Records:

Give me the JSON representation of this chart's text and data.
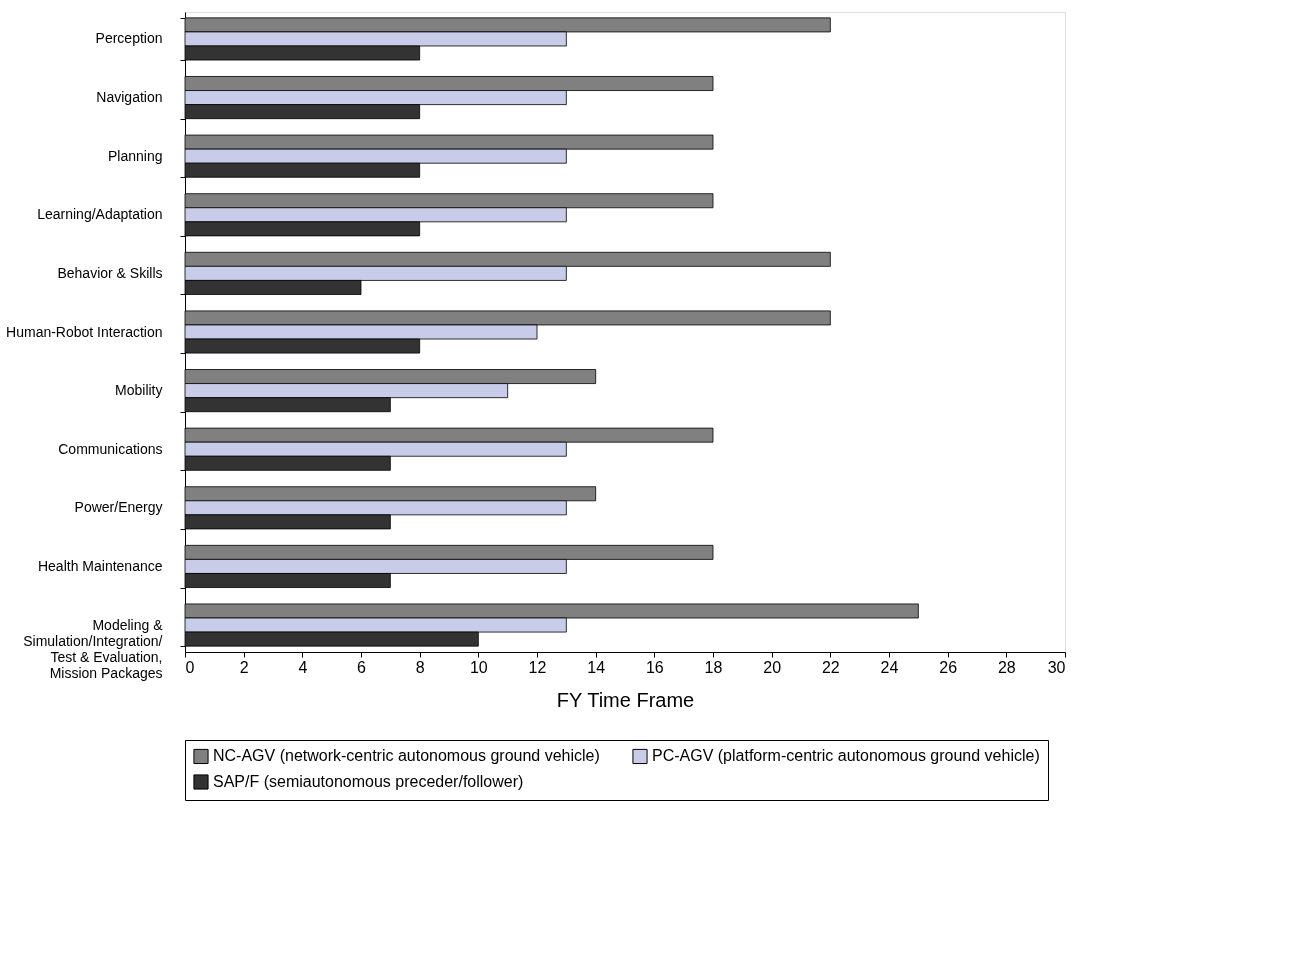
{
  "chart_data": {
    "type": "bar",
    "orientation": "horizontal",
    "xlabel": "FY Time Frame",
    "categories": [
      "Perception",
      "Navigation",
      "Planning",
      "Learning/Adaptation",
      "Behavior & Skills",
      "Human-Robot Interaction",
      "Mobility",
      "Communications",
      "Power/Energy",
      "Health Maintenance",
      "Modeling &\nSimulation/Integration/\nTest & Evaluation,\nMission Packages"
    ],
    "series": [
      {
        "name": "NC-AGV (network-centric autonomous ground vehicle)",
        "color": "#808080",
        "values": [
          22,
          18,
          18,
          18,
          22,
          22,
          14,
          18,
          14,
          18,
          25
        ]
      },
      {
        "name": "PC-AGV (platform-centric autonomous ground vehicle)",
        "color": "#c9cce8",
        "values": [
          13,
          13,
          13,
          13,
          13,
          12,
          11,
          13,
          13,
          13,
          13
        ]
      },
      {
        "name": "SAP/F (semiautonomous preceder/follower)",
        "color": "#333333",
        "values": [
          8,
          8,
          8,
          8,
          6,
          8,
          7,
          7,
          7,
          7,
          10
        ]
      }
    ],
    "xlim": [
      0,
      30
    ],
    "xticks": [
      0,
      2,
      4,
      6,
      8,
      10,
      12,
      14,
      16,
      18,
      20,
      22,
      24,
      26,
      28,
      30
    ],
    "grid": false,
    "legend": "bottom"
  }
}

- [Requirements]
Go through the records above, find every line with the word "centric", and list those lines.

- [Solution to the exercise]
        "name": "NC-AGV (network-centric autonomous ground vehicle)",
        "name": "PC-AGV (platform-centric autonomous ground vehicle)",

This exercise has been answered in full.